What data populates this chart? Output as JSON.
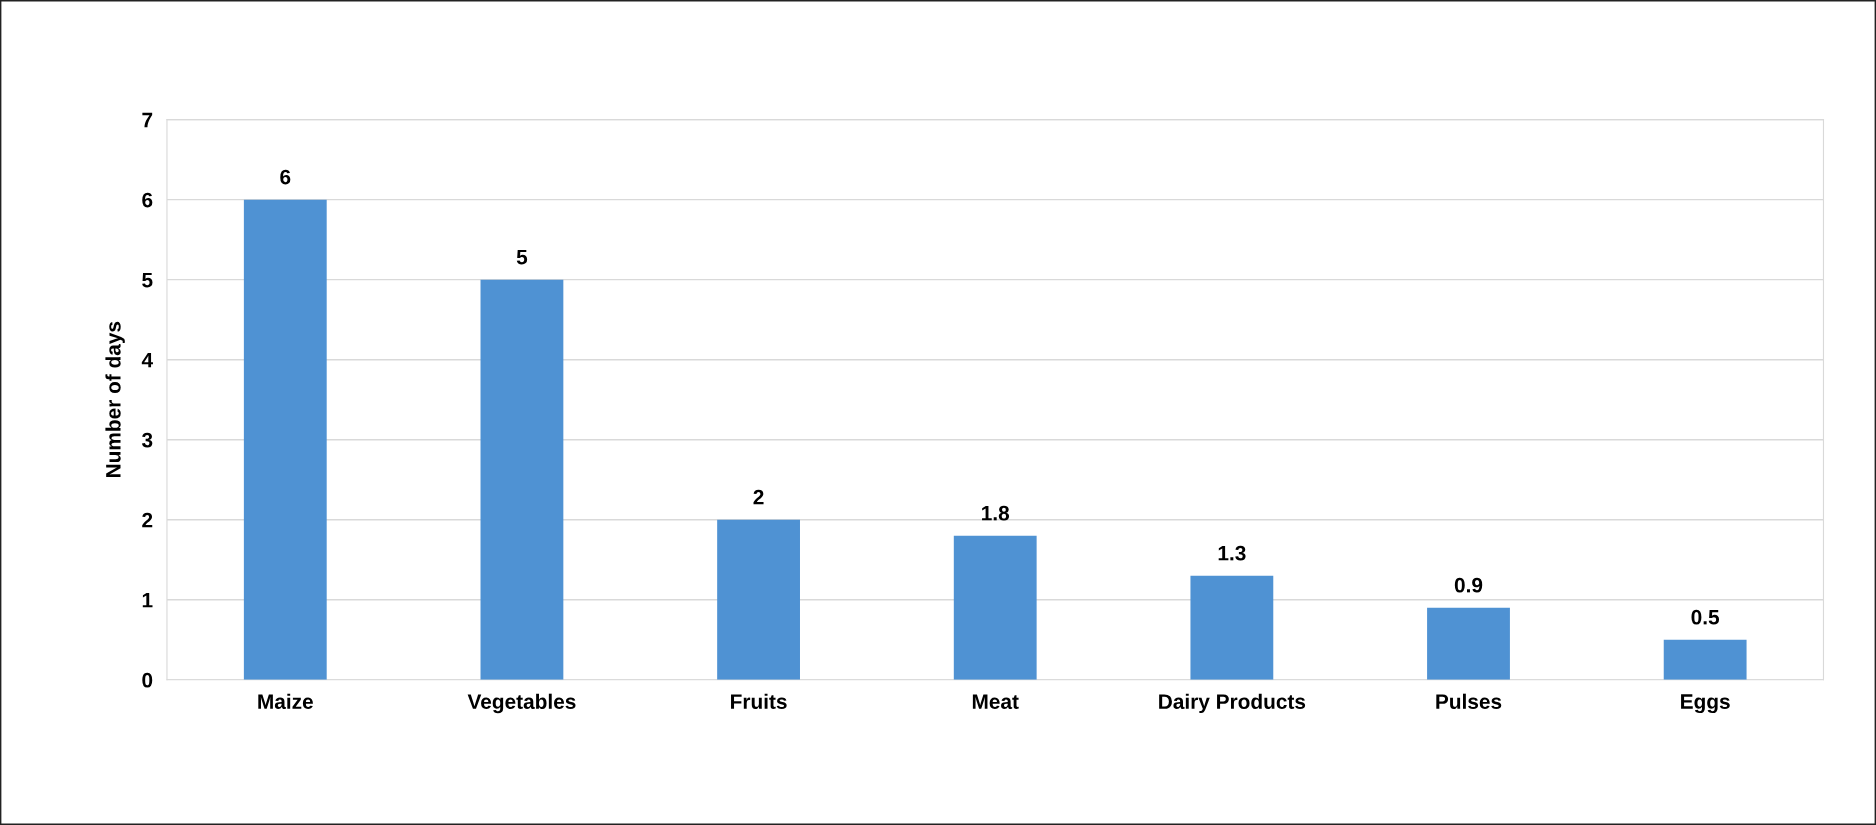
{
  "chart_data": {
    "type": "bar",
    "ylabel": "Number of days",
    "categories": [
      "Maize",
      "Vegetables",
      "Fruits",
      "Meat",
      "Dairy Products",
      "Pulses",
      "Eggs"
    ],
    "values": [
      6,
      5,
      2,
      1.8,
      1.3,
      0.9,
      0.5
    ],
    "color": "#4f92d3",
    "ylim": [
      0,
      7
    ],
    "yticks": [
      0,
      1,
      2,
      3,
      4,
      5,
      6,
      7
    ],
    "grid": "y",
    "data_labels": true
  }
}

• • • • • • •

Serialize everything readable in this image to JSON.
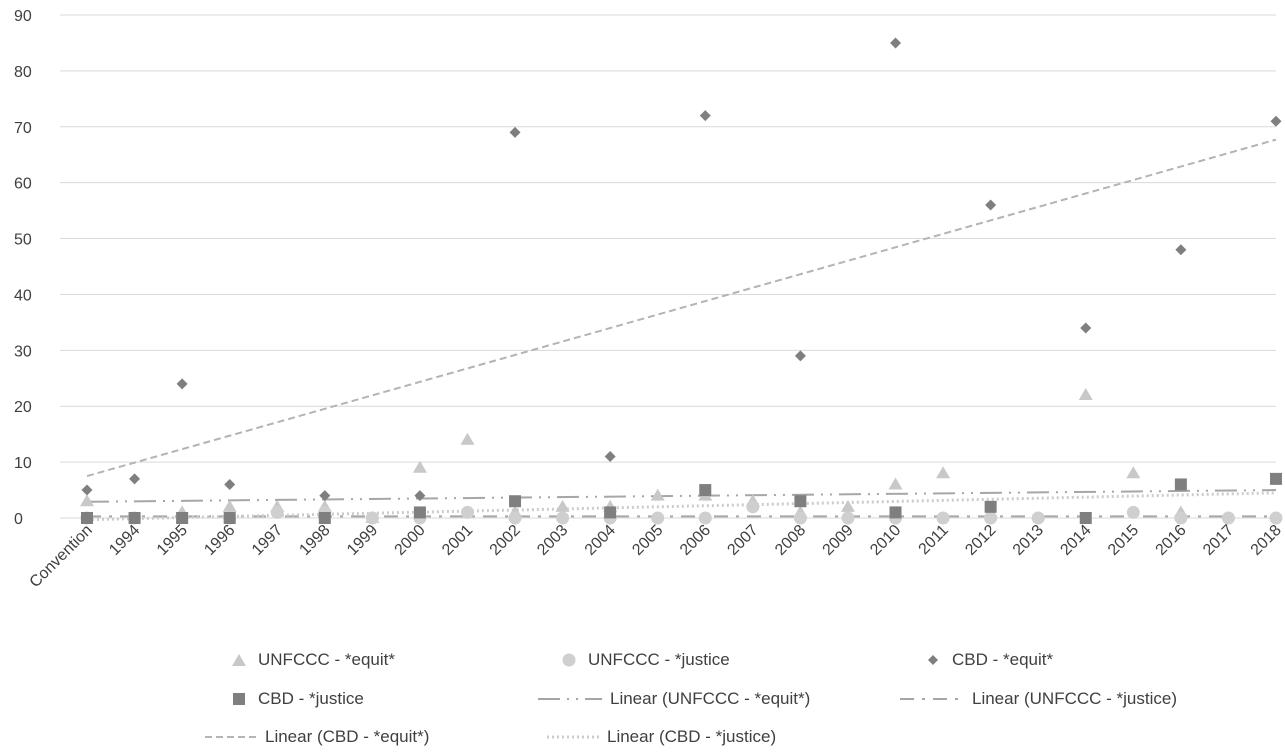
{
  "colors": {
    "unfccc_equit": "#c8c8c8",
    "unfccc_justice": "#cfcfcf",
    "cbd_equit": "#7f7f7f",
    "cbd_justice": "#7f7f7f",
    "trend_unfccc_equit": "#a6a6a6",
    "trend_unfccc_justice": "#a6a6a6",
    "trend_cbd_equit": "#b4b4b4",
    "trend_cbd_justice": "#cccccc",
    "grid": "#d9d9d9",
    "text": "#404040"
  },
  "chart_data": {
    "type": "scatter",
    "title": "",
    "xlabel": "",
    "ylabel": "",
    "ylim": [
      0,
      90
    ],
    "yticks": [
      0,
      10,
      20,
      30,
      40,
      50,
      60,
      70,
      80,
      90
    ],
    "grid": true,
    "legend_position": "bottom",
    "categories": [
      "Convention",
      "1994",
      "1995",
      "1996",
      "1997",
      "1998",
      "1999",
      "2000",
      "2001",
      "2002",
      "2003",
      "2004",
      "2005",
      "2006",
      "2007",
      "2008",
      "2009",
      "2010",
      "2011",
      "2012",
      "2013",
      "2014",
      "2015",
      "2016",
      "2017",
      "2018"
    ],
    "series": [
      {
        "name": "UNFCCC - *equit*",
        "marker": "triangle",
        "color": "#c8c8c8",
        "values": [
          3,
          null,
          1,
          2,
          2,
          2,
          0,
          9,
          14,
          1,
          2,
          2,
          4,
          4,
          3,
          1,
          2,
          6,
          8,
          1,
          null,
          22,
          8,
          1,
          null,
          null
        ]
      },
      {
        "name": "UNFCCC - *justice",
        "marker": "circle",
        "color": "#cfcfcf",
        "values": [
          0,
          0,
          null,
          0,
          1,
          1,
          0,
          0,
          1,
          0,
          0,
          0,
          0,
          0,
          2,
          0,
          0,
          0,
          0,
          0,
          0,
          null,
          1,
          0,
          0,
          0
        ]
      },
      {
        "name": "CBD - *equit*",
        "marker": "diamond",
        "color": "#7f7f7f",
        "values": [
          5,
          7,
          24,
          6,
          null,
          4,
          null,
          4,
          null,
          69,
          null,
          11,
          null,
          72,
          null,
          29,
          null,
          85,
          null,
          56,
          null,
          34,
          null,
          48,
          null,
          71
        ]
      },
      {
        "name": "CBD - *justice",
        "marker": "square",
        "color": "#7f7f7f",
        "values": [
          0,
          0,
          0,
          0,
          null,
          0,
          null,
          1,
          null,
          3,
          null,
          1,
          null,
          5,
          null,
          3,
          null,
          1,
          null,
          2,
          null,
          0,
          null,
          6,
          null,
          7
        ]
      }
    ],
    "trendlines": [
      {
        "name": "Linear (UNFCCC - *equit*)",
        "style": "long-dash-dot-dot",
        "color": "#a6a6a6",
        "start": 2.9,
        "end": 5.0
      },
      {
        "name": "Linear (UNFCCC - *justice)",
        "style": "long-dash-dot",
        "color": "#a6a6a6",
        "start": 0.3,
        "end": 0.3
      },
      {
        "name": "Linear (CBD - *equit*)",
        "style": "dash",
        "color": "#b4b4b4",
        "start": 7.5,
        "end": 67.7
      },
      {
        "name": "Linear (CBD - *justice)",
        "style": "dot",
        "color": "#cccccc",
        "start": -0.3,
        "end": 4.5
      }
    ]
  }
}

• • • • • • •

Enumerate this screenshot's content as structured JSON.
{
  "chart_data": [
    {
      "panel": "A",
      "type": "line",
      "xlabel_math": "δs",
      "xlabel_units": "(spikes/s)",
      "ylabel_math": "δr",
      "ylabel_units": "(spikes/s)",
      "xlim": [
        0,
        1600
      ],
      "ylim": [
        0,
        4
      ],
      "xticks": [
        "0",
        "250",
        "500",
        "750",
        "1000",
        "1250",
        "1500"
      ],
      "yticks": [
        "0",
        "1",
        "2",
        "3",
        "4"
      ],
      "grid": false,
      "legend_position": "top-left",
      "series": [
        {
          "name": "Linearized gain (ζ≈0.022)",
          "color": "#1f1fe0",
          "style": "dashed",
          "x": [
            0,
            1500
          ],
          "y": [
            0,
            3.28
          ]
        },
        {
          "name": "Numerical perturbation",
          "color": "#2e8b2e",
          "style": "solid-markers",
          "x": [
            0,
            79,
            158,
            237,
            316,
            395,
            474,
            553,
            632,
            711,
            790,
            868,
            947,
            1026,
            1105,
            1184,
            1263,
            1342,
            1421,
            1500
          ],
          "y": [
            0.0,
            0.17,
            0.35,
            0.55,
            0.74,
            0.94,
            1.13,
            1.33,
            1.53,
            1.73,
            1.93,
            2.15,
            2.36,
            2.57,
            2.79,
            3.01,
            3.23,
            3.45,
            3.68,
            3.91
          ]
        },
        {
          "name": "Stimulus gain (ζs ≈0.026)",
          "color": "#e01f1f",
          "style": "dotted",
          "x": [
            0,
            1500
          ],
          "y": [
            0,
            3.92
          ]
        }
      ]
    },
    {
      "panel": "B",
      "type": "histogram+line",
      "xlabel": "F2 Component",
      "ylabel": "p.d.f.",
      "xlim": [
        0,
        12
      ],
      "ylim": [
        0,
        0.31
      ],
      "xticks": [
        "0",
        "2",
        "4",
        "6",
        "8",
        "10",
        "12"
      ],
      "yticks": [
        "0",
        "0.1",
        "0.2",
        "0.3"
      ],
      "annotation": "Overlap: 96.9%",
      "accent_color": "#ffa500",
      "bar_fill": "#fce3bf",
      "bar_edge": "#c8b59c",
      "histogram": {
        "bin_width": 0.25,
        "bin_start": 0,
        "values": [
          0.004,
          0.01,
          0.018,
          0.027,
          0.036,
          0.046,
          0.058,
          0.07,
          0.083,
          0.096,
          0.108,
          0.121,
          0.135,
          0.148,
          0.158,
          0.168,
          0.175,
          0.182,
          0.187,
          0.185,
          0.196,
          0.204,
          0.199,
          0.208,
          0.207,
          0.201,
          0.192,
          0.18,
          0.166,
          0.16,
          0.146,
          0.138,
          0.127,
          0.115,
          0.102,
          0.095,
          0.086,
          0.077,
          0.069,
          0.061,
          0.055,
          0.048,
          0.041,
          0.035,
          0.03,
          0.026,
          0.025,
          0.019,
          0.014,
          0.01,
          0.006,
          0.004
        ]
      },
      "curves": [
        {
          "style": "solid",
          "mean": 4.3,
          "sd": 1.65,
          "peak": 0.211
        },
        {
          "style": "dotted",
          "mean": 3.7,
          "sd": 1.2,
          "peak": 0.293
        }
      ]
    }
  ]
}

• • • • • • •

### Given request
Give only the count of lines in the data that include the string "grid".

### Output of the task
4